Extract each line of the records below that contains the word "this".

··· SUPPLIED RECORDS ···

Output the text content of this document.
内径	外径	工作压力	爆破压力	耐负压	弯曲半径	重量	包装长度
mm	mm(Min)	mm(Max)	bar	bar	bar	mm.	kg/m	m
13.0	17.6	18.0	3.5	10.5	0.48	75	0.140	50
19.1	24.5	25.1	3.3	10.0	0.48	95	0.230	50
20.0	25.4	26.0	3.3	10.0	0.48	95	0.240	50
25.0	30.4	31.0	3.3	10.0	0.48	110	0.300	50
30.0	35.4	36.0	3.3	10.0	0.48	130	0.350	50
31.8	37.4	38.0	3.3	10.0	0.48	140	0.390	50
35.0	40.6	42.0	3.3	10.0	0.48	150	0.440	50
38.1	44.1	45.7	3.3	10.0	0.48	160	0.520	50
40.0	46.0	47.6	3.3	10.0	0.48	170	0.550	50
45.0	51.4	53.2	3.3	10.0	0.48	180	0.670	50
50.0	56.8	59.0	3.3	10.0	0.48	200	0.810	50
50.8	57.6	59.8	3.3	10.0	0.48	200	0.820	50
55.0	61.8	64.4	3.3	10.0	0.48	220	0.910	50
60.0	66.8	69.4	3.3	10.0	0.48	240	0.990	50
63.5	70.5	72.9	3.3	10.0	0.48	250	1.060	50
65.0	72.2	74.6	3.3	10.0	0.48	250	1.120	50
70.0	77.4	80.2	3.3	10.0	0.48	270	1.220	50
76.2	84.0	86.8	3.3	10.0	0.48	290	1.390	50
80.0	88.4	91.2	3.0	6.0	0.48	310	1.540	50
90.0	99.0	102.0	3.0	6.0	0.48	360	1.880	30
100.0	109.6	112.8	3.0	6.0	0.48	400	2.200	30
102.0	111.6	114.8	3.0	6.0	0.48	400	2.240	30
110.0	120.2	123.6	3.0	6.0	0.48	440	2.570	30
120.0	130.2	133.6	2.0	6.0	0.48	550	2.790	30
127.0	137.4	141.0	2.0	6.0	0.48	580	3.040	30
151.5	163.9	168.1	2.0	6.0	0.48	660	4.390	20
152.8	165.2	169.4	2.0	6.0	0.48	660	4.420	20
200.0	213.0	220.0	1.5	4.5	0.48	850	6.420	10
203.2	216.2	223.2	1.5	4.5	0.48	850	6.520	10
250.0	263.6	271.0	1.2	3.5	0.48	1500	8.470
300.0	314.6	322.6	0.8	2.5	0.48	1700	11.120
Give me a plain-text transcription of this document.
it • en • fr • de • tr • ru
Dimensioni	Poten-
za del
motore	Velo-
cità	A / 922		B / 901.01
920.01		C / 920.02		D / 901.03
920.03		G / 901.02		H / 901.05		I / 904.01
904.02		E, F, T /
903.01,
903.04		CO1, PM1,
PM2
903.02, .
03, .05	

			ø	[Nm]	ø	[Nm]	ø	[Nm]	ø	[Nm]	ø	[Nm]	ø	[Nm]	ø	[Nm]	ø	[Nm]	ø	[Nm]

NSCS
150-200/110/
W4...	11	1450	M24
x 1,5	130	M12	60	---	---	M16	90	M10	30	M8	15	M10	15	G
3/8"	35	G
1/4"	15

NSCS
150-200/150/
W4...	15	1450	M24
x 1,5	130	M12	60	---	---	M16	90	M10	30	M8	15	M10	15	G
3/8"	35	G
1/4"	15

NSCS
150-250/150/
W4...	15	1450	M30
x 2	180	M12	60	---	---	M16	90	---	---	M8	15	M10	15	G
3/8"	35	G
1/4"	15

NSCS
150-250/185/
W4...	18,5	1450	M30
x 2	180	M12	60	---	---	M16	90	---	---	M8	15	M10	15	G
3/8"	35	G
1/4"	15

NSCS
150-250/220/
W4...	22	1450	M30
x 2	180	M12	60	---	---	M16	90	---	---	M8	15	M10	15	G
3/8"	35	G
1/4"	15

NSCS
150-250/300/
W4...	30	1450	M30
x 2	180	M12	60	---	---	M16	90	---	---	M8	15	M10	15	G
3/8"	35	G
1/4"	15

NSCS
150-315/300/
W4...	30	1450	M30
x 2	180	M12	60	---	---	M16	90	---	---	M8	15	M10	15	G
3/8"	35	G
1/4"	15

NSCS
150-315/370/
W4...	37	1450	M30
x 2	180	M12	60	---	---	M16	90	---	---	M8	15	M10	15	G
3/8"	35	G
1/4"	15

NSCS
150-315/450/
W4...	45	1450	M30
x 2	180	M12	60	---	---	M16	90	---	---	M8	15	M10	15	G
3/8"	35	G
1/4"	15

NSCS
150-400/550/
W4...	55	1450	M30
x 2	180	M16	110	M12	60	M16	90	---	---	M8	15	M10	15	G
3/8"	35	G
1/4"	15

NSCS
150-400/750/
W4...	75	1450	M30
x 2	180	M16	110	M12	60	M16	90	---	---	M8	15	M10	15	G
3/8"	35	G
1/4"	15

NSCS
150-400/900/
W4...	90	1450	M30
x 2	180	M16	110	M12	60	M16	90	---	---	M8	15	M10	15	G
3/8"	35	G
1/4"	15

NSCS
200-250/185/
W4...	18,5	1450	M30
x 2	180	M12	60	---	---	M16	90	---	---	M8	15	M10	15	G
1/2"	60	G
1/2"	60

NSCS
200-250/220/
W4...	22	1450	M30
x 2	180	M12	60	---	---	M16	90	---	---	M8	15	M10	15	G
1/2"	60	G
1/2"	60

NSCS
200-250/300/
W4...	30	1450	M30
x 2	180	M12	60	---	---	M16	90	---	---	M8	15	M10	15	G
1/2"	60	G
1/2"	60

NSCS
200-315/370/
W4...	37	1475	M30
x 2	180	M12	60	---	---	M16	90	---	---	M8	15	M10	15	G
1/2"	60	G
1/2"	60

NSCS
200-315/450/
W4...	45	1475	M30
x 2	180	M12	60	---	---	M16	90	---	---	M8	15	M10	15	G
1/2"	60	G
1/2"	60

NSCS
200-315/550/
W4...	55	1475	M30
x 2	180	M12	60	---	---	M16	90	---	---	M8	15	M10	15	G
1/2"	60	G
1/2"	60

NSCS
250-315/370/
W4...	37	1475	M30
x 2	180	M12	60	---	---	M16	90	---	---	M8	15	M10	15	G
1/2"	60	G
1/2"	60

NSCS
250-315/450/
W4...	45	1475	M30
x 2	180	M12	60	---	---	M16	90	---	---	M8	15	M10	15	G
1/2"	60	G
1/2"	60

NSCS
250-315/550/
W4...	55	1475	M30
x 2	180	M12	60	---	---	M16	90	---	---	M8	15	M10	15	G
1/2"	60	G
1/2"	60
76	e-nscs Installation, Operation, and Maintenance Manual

···

FULL ANSWER.
Output the text content of this document.
Give me a plain-text transcription of this document.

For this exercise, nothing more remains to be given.